* Exercise task
Copy the listing below, replacing every "result-card" with "search-result-card" and leaving everything else unchanged. Omit the pictures.
━━━
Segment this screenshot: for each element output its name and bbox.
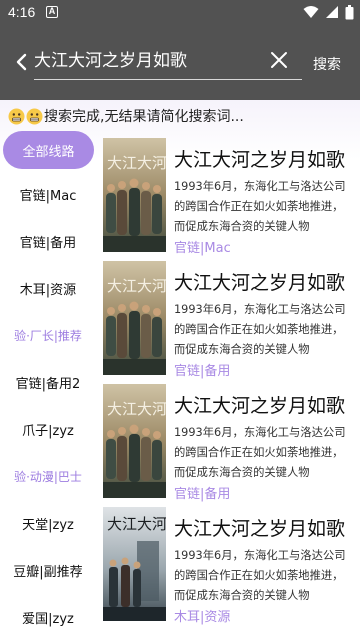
- svg-text:大江大河: 大江大河: [107, 154, 166, 172]
- sidebar-item[interactable]: 验·厂长|推荐: [0, 315, 96, 355]
- battery-icon: [345, 4, 354, 19]
- sidebar-item[interactable]: 验·动漫|巴士: [0, 456, 96, 496]
- poster-image: 大江大河: [103, 261, 166, 375]
- poster-image: 大江大河: [103, 384, 166, 498]
- result-title: 大江大河之岁月如歌: [174, 518, 346, 540]
- poster-image: 大江大河: [103, 138, 166, 252]
- search-status-message: 搜索完成,无结果请简化搜索词...: [8, 106, 244, 126]
- search-button[interactable]: 搜索: [313, 54, 341, 74]
- sidebar-item[interactable]: 爪子|zyz: [0, 409, 96, 449]
- search-field: [34, 40, 302, 80]
- grimace-emoji-icon: [8, 108, 25, 124]
- result-list: 大江大河 大江大河之岁月如歌 1993年6月，东海化工与洛达公司的跨国合作正在如…: [100, 130, 360, 640]
- search-toolbar: 搜索: [0, 24, 360, 100]
- sidebar-item[interactable]: 官链|Mac: [0, 174, 96, 214]
- svg-text:大江大河: 大江大河: [107, 515, 166, 533]
- sidebar-item[interactable]: 官链|备用: [0, 221, 96, 261]
- system-icons: [303, 4, 354, 20]
- result-card[interactable]: 大江大河 大江大河之岁月如歌 1993年6月，东海化工与洛达公司的跨国合作正在如…: [100, 380, 360, 502]
- sidebar-item[interactable]: 天堂|zyz: [0, 503, 96, 543]
- result-description: 1993年6月，东海化工与洛达公司的跨国合作正在如火如荼地推进，而促成东海合资的…: [174, 180, 346, 233]
- sidebar-item[interactable]: 豆瓣|副推荐: [0, 550, 96, 590]
- grimace-emoji-icon: [26, 108, 43, 124]
- clear-icon[interactable]: [270, 51, 288, 69]
- result-title: 大江大河之岁月如歌: [174, 149, 346, 171]
- notification-icon: A: [46, 6, 58, 18]
- result-description: 1993年6月，东海化工与洛达公司的跨国合作正在如火如荼地推进，而促成东海合资的…: [174, 549, 346, 602]
- result-title: 大江大河之岁月如歌: [174, 395, 346, 417]
- status-message-text: 搜索完成,无结果请简化搜索词...: [44, 109, 244, 125]
- svg-text:大江大河: 大江大河: [107, 400, 166, 418]
- sidebar-item[interactable]: 木耳|资源: [0, 268, 96, 308]
- status-time: 4:16: [8, 4, 36, 20]
- search-input[interactable]: [34, 44, 258, 72]
- sidebar-item-all[interactable]: 全部线路: [3, 131, 94, 169]
- result-description: 1993年6月，东海化工与洛达公司的跨国合作正在如火如荼地推进，而促成东海合资的…: [174, 426, 346, 479]
- result-source: 官链|Mac: [174, 241, 231, 256]
- result-source: 官链|备用: [174, 487, 231, 502]
- result-title: 大江大河之岁月如歌: [174, 272, 346, 294]
- signal-icon: [326, 6, 338, 18]
- result-card[interactable]: 大江大河 大江大河之岁月如歌 1993年6月，东海化工与洛达公司的跨国合作正在如…: [100, 257, 360, 379]
- sidebar-item[interactable]: 爱国|zyz: [0, 597, 96, 637]
- source-sidebar: 全部线路 官链|Mac 官链|备用 木耳|资源 验·厂长|推荐 官链|备用2 爪…: [0, 128, 98, 640]
- back-arrow-icon[interactable]: [10, 50, 34, 74]
- result-source: 木耳|资源: [174, 610, 231, 625]
- result-source: 官链|备用: [174, 364, 231, 379]
- wifi-icon: [303, 6, 319, 18]
- svg-text:大江大河: 大江大河: [107, 277, 166, 295]
- poster-image: 大江大河: [103, 507, 166, 621]
- status-bar: 4:16 A: [0, 0, 360, 24]
- result-card[interactable]: 大江大河 大江大河之岁月如歌 1993年6月，东海化工与洛达公司的跨国合作正在如…: [100, 503, 360, 625]
- sidebar-item[interactable]: 官链|备用2: [0, 362, 96, 402]
- result-description: 1993年6月，东海化工与洛达公司的跨国合作正在如火如荼地推进，而促成东海合资的…: [174, 303, 346, 356]
- result-card[interactable]: 大江大河 大江大河之岁月如歌 1993年6月，东海化工与洛达公司的跨国合作正在如…: [100, 134, 360, 256]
━━━
* Full output
Segment this screenshot: for each element output its name and bbox.
- svg-text:大江大河: 大江大河: [107, 154, 166, 172]
- sidebar-item[interactable]: 验·厂长|推荐: [0, 315, 96, 355]
- battery-icon: [345, 4, 354, 19]
- sidebar-item[interactable]: 验·动漫|巴士: [0, 456, 96, 496]
- poster-image: 大江大河: [103, 261, 166, 375]
- poster-image: 大江大河: [103, 384, 166, 498]
- result-title: 大江大河之岁月如歌: [174, 518, 346, 540]
- poster-image: 大江大河: [103, 138, 166, 252]
- search-status-message: 搜索完成,无结果请简化搜索词...: [8, 106, 244, 126]
- search-button[interactable]: 搜索: [313, 54, 341, 74]
- sidebar-item[interactable]: 爪子|zyz: [0, 409, 96, 449]
- search-field: [34, 40, 302, 80]
- grimace-emoji-icon: [8, 108, 25, 124]
- result-list: 大江大河 大江大河之岁月如歌 1993年6月，东海化工与洛达公司的跨国合作正在如…: [100, 130, 360, 640]
- search-toolbar: 搜索: [0, 24, 360, 100]
- sidebar-item[interactable]: 官链|Mac: [0, 174, 96, 214]
- svg-text:大江大河: 大江大河: [107, 515, 166, 533]
- sidebar-item[interactable]: 官链|备用: [0, 221, 96, 261]
- system-icons: [303, 4, 354, 20]
- search-result-card[interactable]: 大江大河 大江大河之岁月如歌 1993年6月，东海化工与洛达公司的跨国合作正在如…: [100, 380, 360, 502]
- sidebar-item[interactable]: 天堂|zyz: [0, 503, 96, 543]
- result-description: 1993年6月，东海化工与洛达公司的跨国合作正在如火如荼地推进，而促成东海合资的…: [174, 180, 346, 233]
- sidebar-item[interactable]: 豆瓣|副推荐: [0, 550, 96, 590]
- grimace-emoji-icon: [26, 108, 43, 124]
- clear-icon[interactable]: [270, 51, 288, 69]
- result-title: 大江大河之岁月如歌: [174, 149, 346, 171]
- notification-icon: A: [46, 6, 58, 18]
- result-description: 1993年6月，东海化工与洛达公司的跨国合作正在如火如荼地推进，而促成东海合资的…: [174, 549, 346, 602]
- result-title: 大江大河之岁月如歌: [174, 395, 346, 417]
- status-message-text: 搜索完成,无结果请简化搜索词...: [44, 109, 244, 125]
- svg-text:大江大河: 大江大河: [107, 400, 166, 418]
- sidebar-item[interactable]: 木耳|资源: [0, 268, 96, 308]
- status-time: 4:16: [8, 4, 36, 20]
- search-input[interactable]: [34, 44, 258, 72]
- sidebar-item-all[interactable]: 全部线路: [3, 131, 94, 169]
- result-description: 1993年6月，东海化工与洛达公司的跨国合作正在如火如荼地推进，而促成东海合资的…: [174, 426, 346, 479]
- result-source: 官链|Mac: [174, 241, 231, 256]
- result-source: 官链|备用: [174, 487, 231, 502]
- result-title: 大江大河之岁月如歌: [174, 272, 346, 294]
- signal-icon: [326, 6, 338, 18]
- search-result-card[interactable]: 大江大河 大江大河之岁月如歌 1993年6月，东海化工与洛达公司的跨国合作正在如…: [100, 257, 360, 379]
- sidebar-item[interactable]: 爱国|zyz: [0, 597, 96, 637]
- source-sidebar: 全部线路 官链|Mac 官链|备用 木耳|资源 验·厂长|推荐 官链|备用2 爪…: [0, 128, 98, 640]
- back-arrow-icon[interactable]: [10, 50, 34, 74]
- result-source: 木耳|资源: [174, 610, 231, 625]
- result-source: 官链|备用: [174, 364, 231, 379]
- wifi-icon: [303, 6, 319, 18]
- svg-text:大江大河: 大江大河: [107, 277, 166, 295]
- poster-image: 大江大河: [103, 507, 166, 621]
- status-bar: 4:16 A: [0, 0, 360, 24]
- search-result-card[interactable]: 大江大河 大江大河之岁月如歌 1993年6月，东海化工与洛达公司的跨国合作正在如…: [100, 503, 360, 625]
- sidebar-item[interactable]: 官链|备用2: [0, 362, 96, 402]
- result-description: 1993年6月，东海化工与洛达公司的跨国合作正在如火如荼地推进，而促成东海合资的…: [174, 303, 346, 356]
- search-result-card[interactable]: 大江大河 大江大河之岁月如歌 1993年6月，东海化工与洛达公司的跨国合作正在如…: [100, 134, 360, 256]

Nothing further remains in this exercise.